Copy every record exactly, and keep the pictures out.

GIVEN RECORDS:
--- Begin ---
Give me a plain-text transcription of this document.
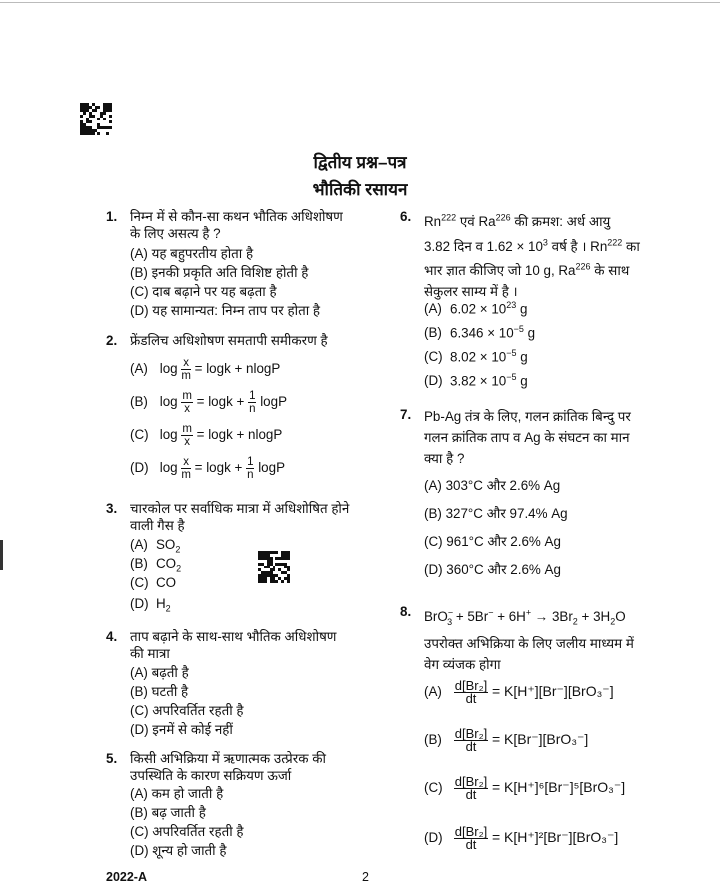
द्वितीय प्रश्न–पत्र
भौतिकी रसायन
1. निम्न में से कौन-सा कथन भौतिक अधिशोषण
के लिए असत्य है ?
(A) यह बहुपरतीय होता है
(B) इनकी प्रकृति अति विशिष्ट होती है
(C) दाब बढ़ाने पर यह बढ़ता है
(D) यह सामान्यत: निम्न ताप पर होता है
2. फ्रेंडलिच अधिशोषण समतापी समीकरण है
(A) $\log \frac{x}{m} = \log k + nlogP$
(B) $\log \frac{m}{x} = \log k + \frac{1}{n}$ logP
(C) $\log \frac{m}{x} = \log k + nlogP$
(D) $\log \frac{x}{m} = \log k + \frac{1}{n}$ logP
3. चारकोल पर सर्वाधिक मात्रा में अधिशोषित होने
वाली गैस है
(A) $SO_2$
(B) $CO_2$
(C) CO
(D) $H_2$
4. ताप बढ़ाने के साथ-साथ भौतिक अधिशोषण
की मात्रा
(A) बढ़ती है
(B) घटती है
(C) अपरिवर्तित रहती है
(D) इनमें से कोई नहीं
5. किसी अभिक्रिया में ऋणात्मक उत्प्रेरक की
उपस्थिति के कारण सक्रियण ऊर्जा
(A) कम हो जाती है
(B) बढ़ जाती है
(C) अपरिवर्तित रहती है
(D) शून्य हो जाती है
6. Rn$^{222}$ एवं Ra$^{226}$ की क्रमश: अर्ध आयु
3.82 दिन व $1.62 \times 10^3$ वर्ष है । Rn$^{222}$ का
भार ज्ञात कीजिए जो 10 g, Ra$^{226}$ के साथ
सेकुलर साम्य में है ।
(A) $6.02 \times 10^{23}$ g
(B) $6.346 \times 10^{-5}$ g
(C) $8.02 \times 10^{-5}$ g
(D) $3.82 \times 10^{-5}$ g
7. Pb-Ag तंत्र के लिए, गलन क्रांतिक बिन्दु पर
गलन क्रांतिक ताप व Ag के संघटन का मान
क्या है ?
(A) 303°C और 2.6% Ag
(B) 327°C और 97.4% Ag
(C) 961°C और 2.6% Ag
(D) 360°C और 2.6% Ag
8. $BrO^-_3 + 5Br^- + 6H^+ \to 3Br_2 + 3H_2O$
उपरोक्त अभिक्रिया के लिए जलीय माध्यम में
वेग व्यंजक होगा
$(A) \frac{\text{d[Br₂]}}{dt} = K[H^+][Br^-][BrO_3^-]$
$(B) \frac{\text{d[Br₂]}}{dt} = K[Br^-][BrO_3^-]$
$(C) \frac{\text{d[Br₂]}}{dt} = K[H^+]^6[Br^-]^5[BrO_3^-]$
$(D) \frac{\text{d[Br₂]}}{dt} = K[H^+]^2[Br^-][BrO_3^-]$
2022-A	2
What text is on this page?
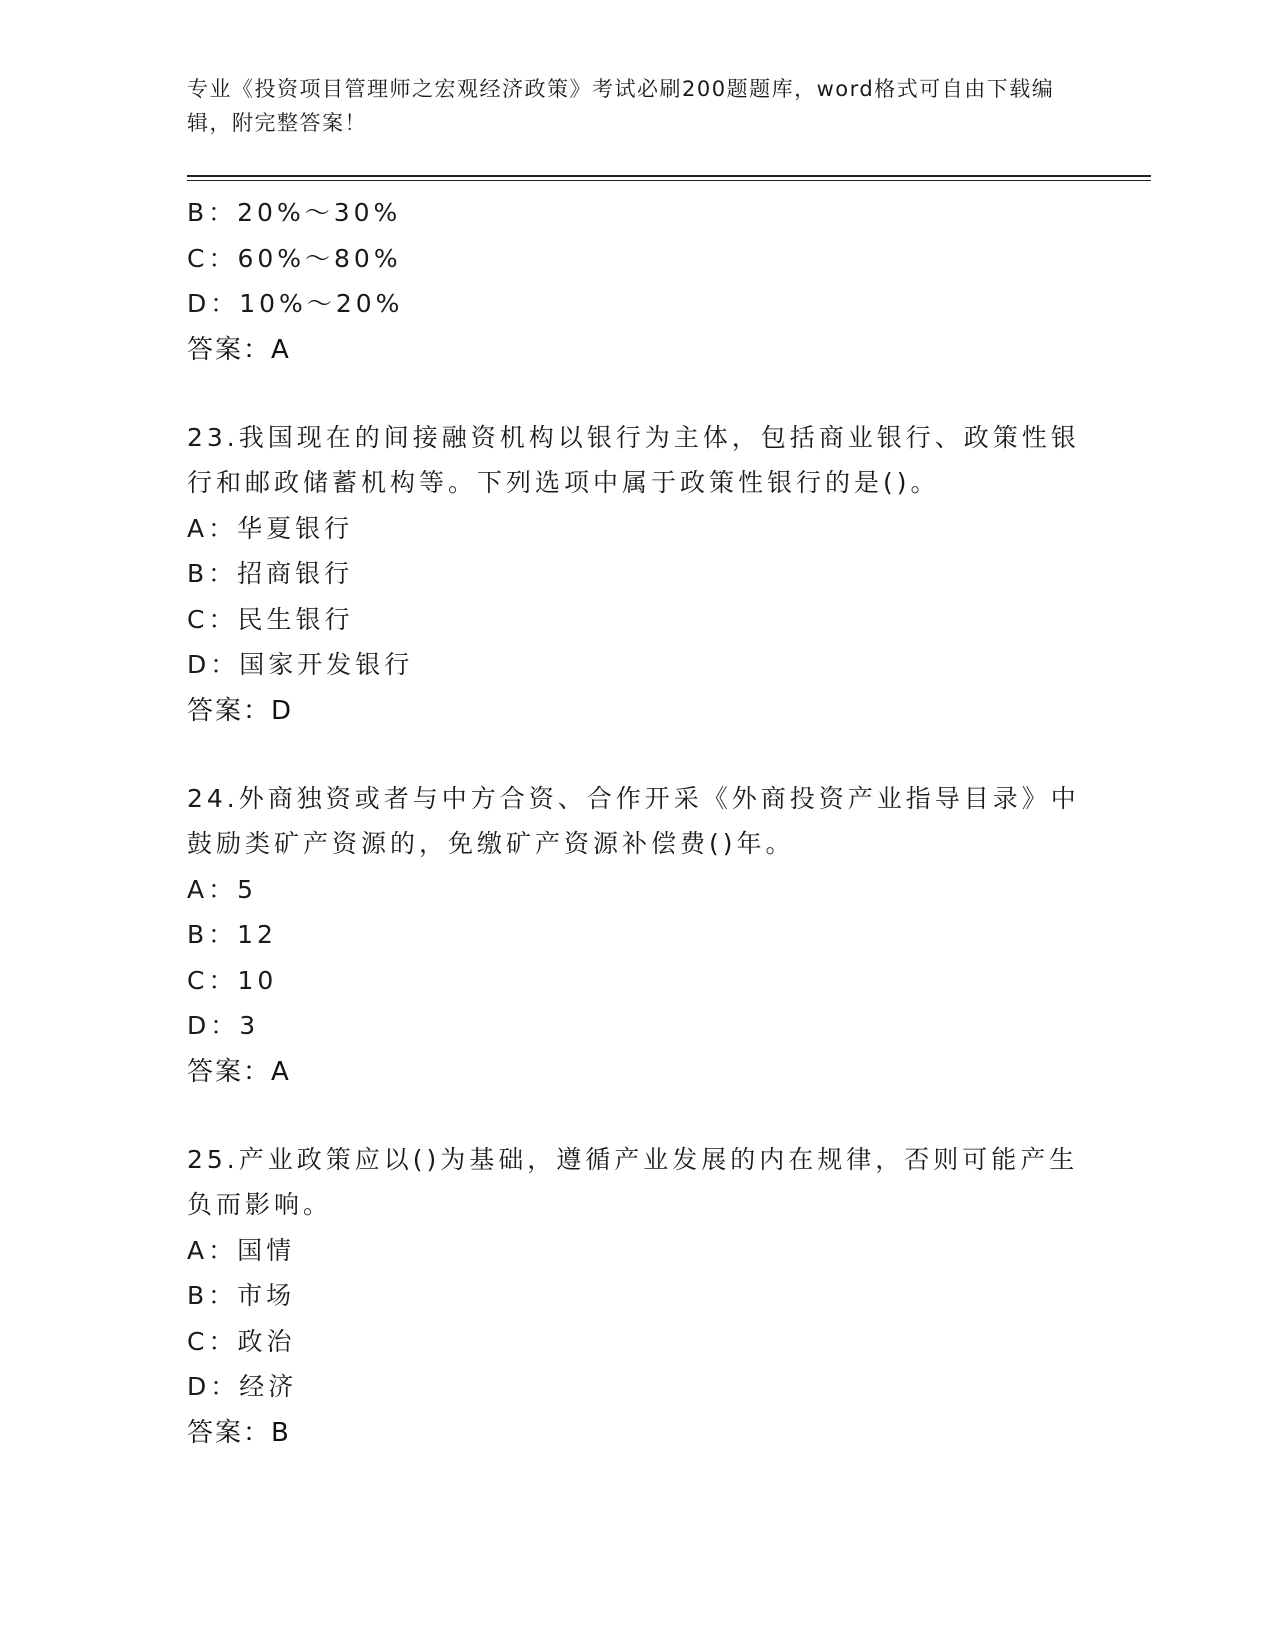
专业《投资项目管理师之宏观经济政策》考试必刷200题题库，word格式可自由下载编辑，附完整答案！
B：20%～30%
C：60%～80%
D：10%～20%
答案：A
23.我国现在的间接融资机构以银行为主体，包括商业银行、政策性银行和邮政储蓄机构等。下列选项中属于政策性银行的是()。
A：华夏银行
B：招商银行
C：民生银行
D：国家开发银行
答案：D
24.外商独资或者与中方合资、合作开采《外商投资产业指导目录》中鼓励类矿产资源的，免缴矿产资源补偿费()年。
A：5
B：12
C：10
D：3
答案：A
25.产业政策应以()为基础，遵循产业发展的内在规律，否则可能产生负而影响。
A：国情
B：市场
C：政治
D：经济
答案：B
--- End ---
EXERCISE ANSWER:
Give me a plain-text transcription of this document.
द्वितीय प्रश्न–पत्र
भौतिकी रसायन
1. निम्न में से कौन-सा कथन भौतिक अधिशोषण
के लिए असत्य है ?
(A) यह बहुपरतीय होता है
(B) इनकी प्रकृति अति विशिष्ट होती है
(C) दाब बढ़ाने पर यह बढ़ता है
(D) यह सामान्यत: निम्न ताप पर होता है
2. फ्रेंडलिच अधिशोषण समतापी समीकरण है
(A) $\log \frac{x}{m} = \log k + nlogP$
(B) $\log \frac{m}{x} = \log k + \frac{1}{n}$ logP
(C) $\log \frac{m}{x} = \log k + nlogP$
(D) $\log \frac{x}{m} = \log k + \frac{1}{n}$ logP
3. चारकोल पर सर्वाधिक मात्रा में अधिशोषित होने
वाली गैस है
(A) $SO_2$
(B) $CO_2$
(C) CO
(D) $H_2$
4. ताप बढ़ाने के साथ-साथ भौतिक अधिशोषण
की मात्रा
(A) बढ़ती है
(B) घटती है
(C) अपरिवर्तित रहती है
(D) इनमें से कोई नहीं
5. किसी अभिक्रिया में ऋणात्मक उत्प्रेरक की
उपस्थिति के कारण सक्रियण ऊर्जा
(A) कम हो जाती है
(B) बढ़ जाती है
(C) अपरिवर्तित रहती है
(D) शून्य हो जाती है
6. Rn$^{222}$ एवं Ra$^{226}$ की क्रमश: अर्ध आयु
3.82 दिन व $1.62 \times 10^3$ वर्ष है । Rn$^{222}$ का
भार ज्ञात कीजिए जो 10 g, Ra$^{226}$ के साथ
सेकुलर साम्य में है ।
(A) $6.02 \times 10^{23}$ g
(B) $6.346 \times 10^{-5}$ g
(C) $8.02 \times 10^{-5}$ g
(D) $3.82 \times 10^{-5}$ g
7. Pb-Ag तंत्र के लिए, गलन क्रांतिक बिन्दु पर
गलन क्रांतिक ताप व Ag के संघटन का मान
क्या है ?
(A) 303°C और 2.6% Ag
(B) 327°C और 97.4% Ag
(C) 961°C और 2.6% Ag
(D) 360°C और 2.6% Ag
8. $BrO^-_3 + 5Br^- + 6H^+ \to 3Br_2 + 3H_2O$
उपरोक्त अभिक्रिया के लिए जलीय माध्यम में
वेग व्यंजक होगा
$(A) \frac{\text{d[Br₂]}}{dt} = K[H^+][Br^-][BrO_3^-]$
$(B) \frac{\text{d[Br₂]}}{dt} = K[Br^-][BrO_3^-]$
$(C) \frac{\text{d[Br₂]}}{dt} = K[H^+]^6[Br^-]^5[BrO_3^-]$
$(D) \frac{\text{d[Br₂]}}{dt} = K[H^+]^2[Br^-][BrO_3^-]$
2022-A	2
What text is on this page?
专业《投资项目管理师之宏观经济政策》考试必刷200题题库，word格式可自由下载编辑，附完整答案！
B：20%～30%
C：60%～80%
D：10%～20%
答案：A
23.我国现在的间接融资机构以银行为主体，包括商业银行、政策性银行和邮政储蓄机构等。下列选项中属于政策性银行的是()。
A：华夏银行
B：招商银行
C：民生银行
D：国家开发银行
答案：D
24.外商独资或者与中方合资、合作开采《外商投资产业指导目录》中鼓励类矿产资源的，免缴矿产资源补偿费()年。
A：5
B：12
C：10
D：3
答案：A
25.产业政策应以()为基础，遵循产业发展的内在规律，否则可能产生负而影响。
A：国情
B：市场
C：政治
D：经济
答案：B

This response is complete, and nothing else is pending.